### GIVEN DATA ###

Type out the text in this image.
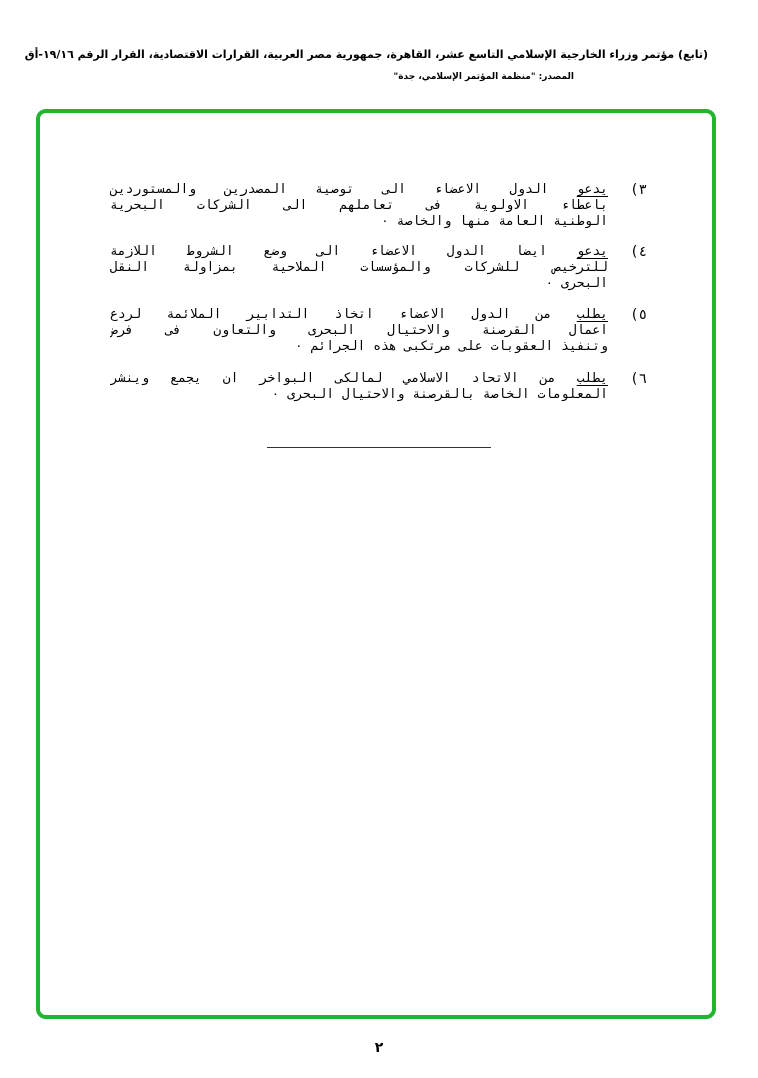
(تابع) مؤتمر وزراء الخارجية الإسلامي التاسع عشر، القاهرة، جمهورية مصر العربية، القرارات الاقتصادية، القرار الرقم ١٩/١٦-أق
المصدر: "منظمة المؤتمر الإسلامي، جدة"
٣)
يدعو الدول الاعضاء الى توصية المصدرين والمستوردين
باعطاء الاولوية فى تعاملهم الى الشركات البحرية
الوطنية العامة منها والخاصة ٠
٤)
يدعو ايضا الدول الاعضاء الى وضع الشروط اللازمة
للترخيص للشركات والمؤسسات الملاحية بمزاولة النقل
البحرى ٠
٥)
يطلب من الدول الاعضاء اتخاذ التدابير الملائمة لردع
اعمال القرصنة والاحتيال البحرى والتعاون فى فرض
وتنفيذ العقوبات على مرتكبى هذه الجرائم ٠
٦)
يطلب من الاتحاد الاسلامي لمالكى البواخر ان يجمع وينشر
المعلومات الخاصة بالقرصنة والاحتيال البحرى ٠
٢
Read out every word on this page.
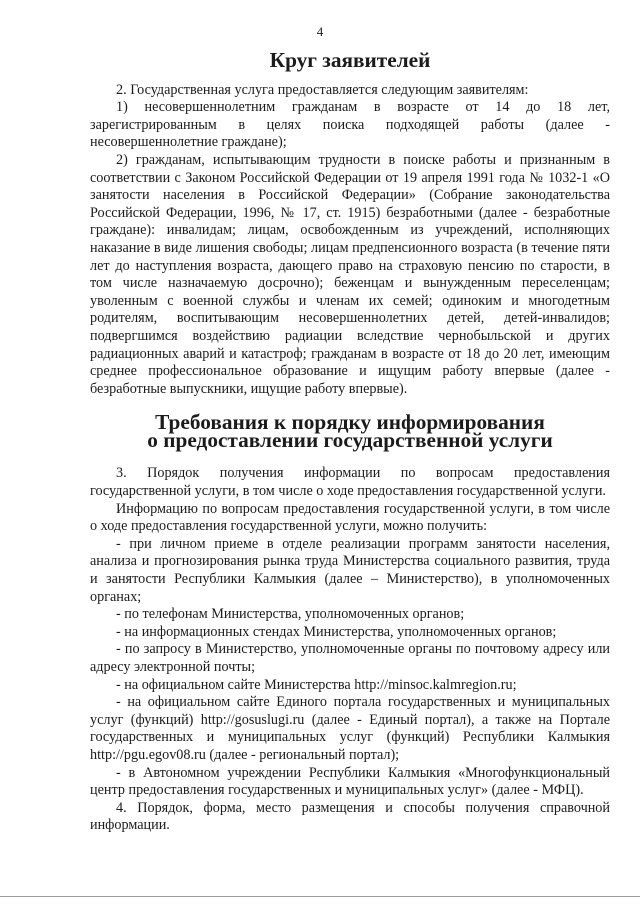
4
Круг заявителей

2. Государственная услуга предоставляется следующим заявителям:

1) несовершеннолетним гражданам в возрасте от 14 до 18 лет, зарегистрированным в целях поиска подходящей работы (далее - несовершеннолетние граждане);

2) гражданам, испытывающим трудности в поиске работы и признанным в соответствии с Законом Российской Федерации от 19 апреля 1991 года № 1032-1 «О занятости населения в Российской Федерации» (Собрание законодательства Российской Федерации, 1996, № 17, ст. 1915) безработными (далее - безработные граждане): инвалидам; лицам, освобожденным из учреждений, исполняющих наказание в виде лишения свободы; лицам предпенсионного возраста (в течение пяти лет до наступления возраста, дающего право на страховую пенсию по старости, в том числе назначаемую досрочно); беженцам и вынужденным переселенцам; уволенным с военной службы и членам их семей; одиноким и многодетным родителям, воспитывающим несовершеннолетних детей, детей-инвалидов; подвергшимся воздействию радиации вследствие чернобыльской и других радиационных аварий и катастроф; гражданам в возрасте от 18 до 20 лет, имеющим среднее профессиональное образование и ищущим работу впервые (далее - безработные выпускники, ищущие работу впервые).

Требования к порядку информирования
о предоставлении государственной услуги

3. Порядок получения информации по вопросам предоставления государственной услуги, в том числе о ходе предоставления государственной услуги.

Информацию по вопросам предоставления государственной услуги, в том числе о ходе предоставления государственной услуги, можно получить:

- при личном приеме в отделе реализации программ занятости населения, анализа и прогнозирования рынка труда Министерства социального развития, труда и занятости Республики Калмыкия (далее – Министерство), в уполномоченных органах;

- по телефонам Министерства, уполномоченных органов;

- на информационных стендах Министерства, уполномоченных органов;

- по запросу в Министерство, уполномоченные органы по почтовому адресу или адресу электронной почты;

- на официальном сайте Министерства http://minsoc.kalmregion.ru;

- на официальном сайте Единого портала государственных и муниципальных услуг (функций) http://gosuslugi.ru (далее - Единый портал), а также на Портале государственных и муниципальных услуг (функций) Республики Калмыкия http://pgu.egov08.ru (далее - региональный портал);

- в Автономном учреждении Республики Калмыкия «Многофункциональный центр предоставления государственных и муниципальных услуг» (далее - МФЦ).

4. Порядок, форма, место размещения и способы получения справочной информации.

###

Reproduce each entry precisely. Leave the pictures out.

- [ANSWER TO THIS PROBLEM]:
Type out the text in this image.
(تابع) مؤتمر وزراء الخارجية الإسلامي التاسع عشر، القاهرة، جمهورية مصر العربية، القرارات الاقتصادية، القرار الرقم ١٩/١٦-أق
المصدر: "منظمة المؤتمر الإسلامي، جدة"
٣)
يدعو الدول الاعضاء الى توصية المصدرين والمستوردين
باعطاء الاولوية فى تعاملهم الى الشركات البحرية
الوطنية العامة منها والخاصة ٠
٤)
يدعو ايضا الدول الاعضاء الى وضع الشروط اللازمة
للترخيص للشركات والمؤسسات الملاحية بمزاولة النقل
البحرى ٠
٥)
يطلب من الدول الاعضاء اتخاذ التدابير الملائمة لردع
اعمال القرصنة والاحتيال البحرى والتعاون فى فرض
وتنفيذ العقوبات على مرتكبى هذه الجرائم ٠
٦)
يطلب من الاتحاد الاسلامي لمالكى البواخر ان يجمع وينشر
المعلومات الخاصة بالقرصنة والاحتيال البحرى ٠
٢
Read out every word on this page.
4
Круг заявителей

2. Государственная услуга предоставляется следующим заявителям:

1) несовершеннолетним гражданам в возрасте от 14 до 18 лет, зарегистрированным в целях поиска подходящей работы (далее - несовершеннолетние граждане);

2) гражданам, испытывающим трудности в поиске работы и признанным в соответствии с Законом Российской Федерации от 19 апреля 1991 года № 1032-1 «О занятости населения в Российской Федерации» (Собрание законодательства Российской Федерации, 1996, № 17, ст. 1915) безработными (далее - безработные граждане): инвалидам; лицам, освобожденным из учреждений, исполняющих наказание в виде лишения свободы; лицам предпенсионного возраста (в течение пяти лет до наступления возраста, дающего право на страховую пенсию по старости, в том числе назначаемую досрочно); беженцам и вынужденным переселенцам; уволенным с военной службы и членам их семей; одиноким и многодетным родителям, воспитывающим несовершеннолетних детей, детей-инвалидов; подвергшимся воздействию радиации вследствие чернобыльской и других радиационных аварий и катастроф; гражданам в возрасте от 18 до 20 лет, имеющим среднее профессиональное образование и ищущим работу впервые (далее - безработные выпускники, ищущие работу впервые).

Требования к порядку информирования
о предоставлении государственной услуги

3. Порядок получения информации по вопросам предоставления государственной услуги, в том числе о ходе предоставления государственной услуги.

Информацию по вопросам предоставления государственной услуги, в том числе о ходе предоставления государственной услуги, можно получить:

- при личном приеме в отделе реализации программ занятости населения, анализа и прогнозирования рынка труда Министерства социального развития, труда и занятости Республики Калмыкия (далее – Министерство), в уполномоченных органах;

- по телефонам Министерства, уполномоченных органов;

- на информационных стендах Министерства, уполномоченных органов;

- по запросу в Министерство, уполномоченные органы по почтовому адресу или адресу электронной почты;

- на официальном сайте Министерства http://minsoc.kalmregion.ru;

- на официальном сайте Единого портала государственных и муниципальных услуг (функций) http://gosuslugi.ru (далее - Единый портал), а также на Портале государственных и муниципальных услуг (функций) Республики Калмыкия http://pgu.egov08.ru (далее - региональный портал);

- в Автономном учреждении Республики Калмыкия «Многофункциональный центр предоставления государственных и муниципальных услуг» (далее - МФЦ).

4. Порядок, форма, место размещения и способы получения справочной информации.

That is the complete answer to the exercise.